EXERCISE DESCRIPTION:
Copy everything in the data below exactly except the pictures.

PROVIDED RECORDS:
-=-=-

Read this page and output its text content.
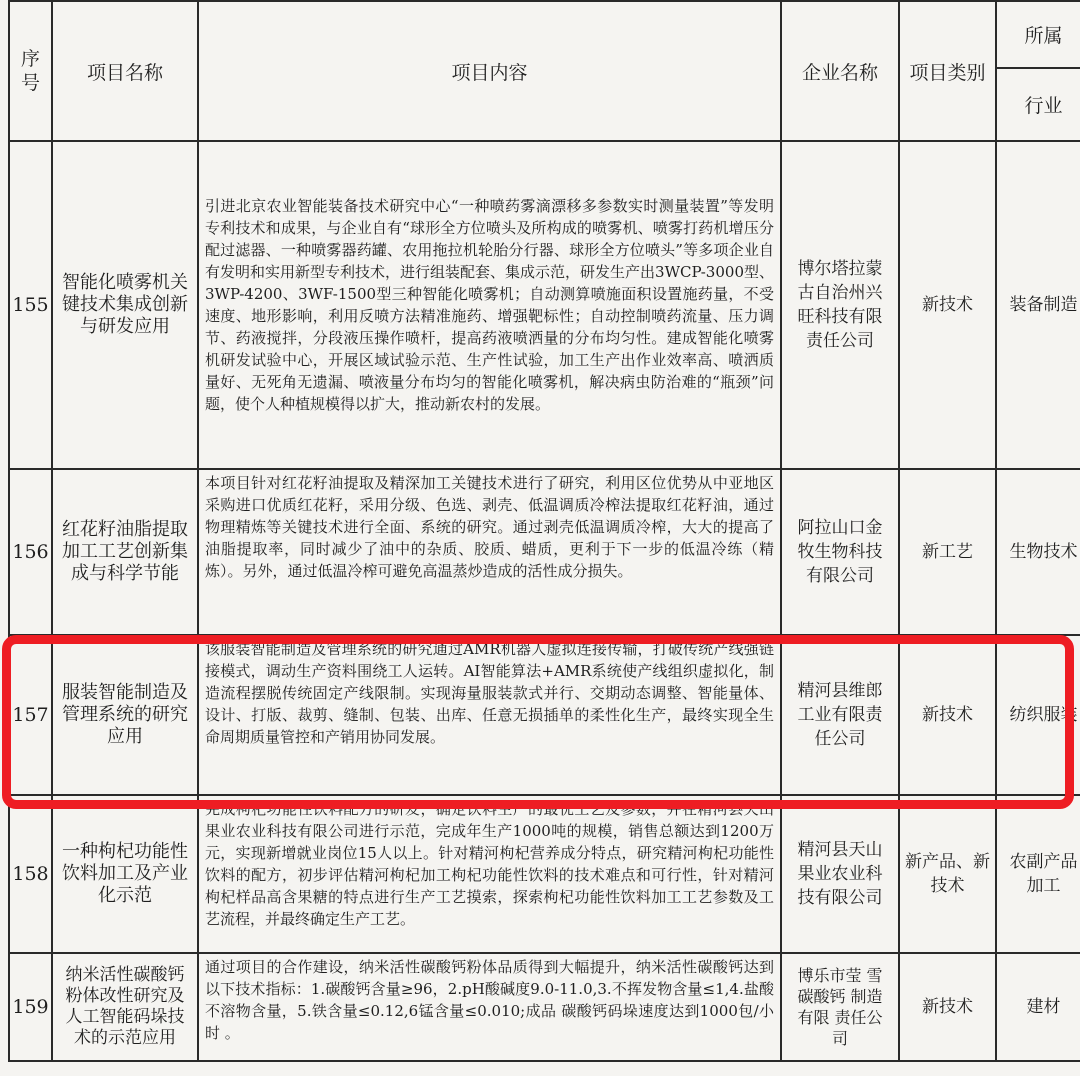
序号	项目名称	项目内容	企业名称	项目类别	所属
					行业
155	智能化喷雾机关键技术集成创新与研发应用	引进北京农业智能装备技术研究中心“一种喷药雾滴漂移多参数实时测量装置”等发明专利技术和成果，与企业自有“球形全方位喷头及所构成的喷雾机、喷雾打药机增压分配过滤器、一种喷雾器药罐、农用拖拉机轮胎分行器、球形全方位喷头”等多项企业自有发明和实用新型专利技术，进行组装配套、集成示范，研发生产出3WCP-3000型、3WP-4200、3WF-1500型三种智能化喷雾机；自动测算喷施面积设置施药量，不受速度、地形影响，利用反喷方法精准施药、增强靶标性；自动控制喷药流量、压力调节、药液搅拌，分段液压操作喷杆，提高药液喷洒量的分布均匀性。建成智能化喷雾机研发试验中心，开展区域试验示范、生产性试验，加工生产出作业效率高、喷洒质量好、无死角无遗漏、喷液量分布均匀的智能化喷雾机，解决病虫防治难的“瓶颈”问题，使个人种植规模得以扩大，推动新农村的发展。	博尔塔拉蒙古自治州兴旺科技有限责任公司	新技术	装备制造
156	红花籽油脂提取加工工艺创新集成与科学节能	本项目针对红花籽油提取及精深加工关键技术进行了研究，利用区位优势从中亚地区采购进口优质红花籽，采用分级、色选、剥壳、低温调质冷榨法提取红花籽油，通过物理精炼等关键技术进行全面、系统的研究。通过剥壳低温调质冷榨，大大的提高了油脂提取率，同时减少了油中的杂质、胶质、蜡质，更利于下一步的低温冷练（精炼）。另外，通过低温冷榨可避免高温蒸炒造成的活性成分损失。	阿拉山口金牧生物科技有限公司	新工艺	生物技术
157	服装智能制造及管理系统的研究应用	该服装智能制造及管理系统的研究通过AMR机器人虚拟连接传输，打破传统产线强链接模式，调动生产资料围绕工人运转。AI智能算法+AMR系统使产线组织虚拟化，制造流程摆脱传统固定产线限制。实现海量服装款式并行、交期动态调整、智能量体、设计、打版、裁剪、缝制、包装、出库、任意无损插单的柔性化生产，最终实现全生命周期质量管控和产销用协同发展。	精河县维郎工业有限责任公司	新技术	纺织服装
158	一种枸杞功能性饮料加工及产业化示范	完成枸杞功能性饮料配方的研发，确定饮料生产的最优工艺及参数，并在精河县天山果业农业科技有限公司进行示范，完成年生产1000吨的规模，销售总额达到1200万元，实现新增就业岗位15人以上。针对精河枸杞营养成分特点，研究精河枸杞功能性饮料的配方，初步评估精河枸杞加工枸杞功能性饮料的技术难点和可行性，针对精河枸杞样品高含果糖的特点进行生产工艺摸索，探索枸杞功能性饮料加工工艺参数及工艺流程，并最终确定生产工艺。	精河县天山果业农业科技有限公司	新产品、新技术	农副产品加工
159	纳米活性碳酸钙粉体改性研究及人工智能码垛技术的示范应用	通过项目的合作建设，纳米活性碳酸钙粉体品质得到大幅提升，纳米活性碳酸钙达到以下技术指标：1.碳酸钙含量≥96，2.pH酸碱度9.0-11.0,3.不挥发物含量≤1,4.盐酸不溶物含量，5.铁含量≤0.12,6锰含量≤0.010;成品 碳酸钙码垛速度达到1000包/小时 。	博乐市莹 雪碳酸钙 制造有限 责任公司	新技术	建材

-=-=-

RESULT OF THIS TASK:
Read this page and output its text content.
序号	项目名称	项目内容	企业名称	项目类别	所属
					行业
155	智能化喷雾机关键技术集成创新与研发应用	引进北京农业智能装备技术研究中心“一种喷药雾滴漂移多参数实时测量装置”等发明专利技术和成果，与企业自有“球形全方位喷头及所构成的喷雾机、喷雾打药机增压分配过滤器、一种喷雾器药罐、农用拖拉机轮胎分行器、球形全方位喷头”等多项企业自有发明和实用新型专利技术，进行组装配套、集成示范，研发生产出3WCP-3000型、3WP-4200、3WF-1500型三种智能化喷雾机；自动测算喷施面积设置施药量，不受速度、地形影响，利用反喷方法精准施药、增强靶标性；自动控制喷药流量、压力调节、药液搅拌，分段液压操作喷杆，提高药液喷洒量的分布均匀性。建成智能化喷雾机研发试验中心，开展区域试验示范、生产性试验，加工生产出作业效率高、喷洒质量好、无死角无遗漏、喷液量分布均匀的智能化喷雾机，解决病虫防治难的“瓶颈”问题，使个人种植规模得以扩大，推动新农村的发展。	博尔塔拉蒙古自治州兴旺科技有限责任公司	新技术	装备制造
156	红花籽油脂提取加工工艺创新集成与科学节能	本项目针对红花籽油提取及精深加工关键技术进行了研究，利用区位优势从中亚地区采购进口优质红花籽，采用分级、色选、剥壳、低温调质冷榨法提取红花籽油，通过物理精炼等关键技术进行全面、系统的研究。通过剥壳低温调质冷榨，大大的提高了油脂提取率，同时减少了油中的杂质、胶质、蜡质，更利于下一步的低温冷练（精炼）。另外，通过低温冷榨可避免高温蒸炒造成的活性成分损失。	阿拉山口金牧生物科技有限公司	新工艺	生物技术
157	服装智能制造及管理系统的研究应用	该服装智能制造及管理系统的研究通过AMR机器人虚拟连接传输，打破传统产线强链接模式，调动生产资料围绕工人运转。AI智能算法+AMR系统使产线组织虚拟化，制造流程摆脱传统固定产线限制。实现海量服装款式并行、交期动态调整、智能量体、设计、打版、裁剪、缝制、包装、出库、任意无损插单的柔性化生产，最终实现全生命周期质量管控和产销用协同发展。	精河县维郎工业有限责任公司	新技术	纺织服装
158	一种枸杞功能性饮料加工及产业化示范	完成枸杞功能性饮料配方的研发，确定饮料生产的最优工艺及参数，并在精河县天山果业农业科技有限公司进行示范，完成年生产1000吨的规模，销售总额达到1200万元，实现新增就业岗位15人以上。针对精河枸杞营养成分特点，研究精河枸杞功能性饮料的配方，初步评估精河枸杞加工枸杞功能性饮料的技术难点和可行性，针对精河枸杞样品高含果糖的特点进行生产工艺摸索，探索枸杞功能性饮料加工工艺参数及工艺流程，并最终确定生产工艺。	精河县天山果业农业科技有限公司	新产品、新技术	农副产品加工
159	纳米活性碳酸钙粉体改性研究及人工智能码垛技术的示范应用	通过项目的合作建设，纳米活性碳酸钙粉体品质得到大幅提升，纳米活性碳酸钙达到以下技术指标：1.碳酸钙含量≥96，2.pH酸碱度9.0-11.0,3.不挥发物含量≤1,4.盐酸不溶物含量，5.铁含量≤0.12,6锰含量≤0.010;成品 碳酸钙码垛速度达到1000包/小时 。	博乐市莹 雪碳酸钙 制造有限 责任公司	新技术	建材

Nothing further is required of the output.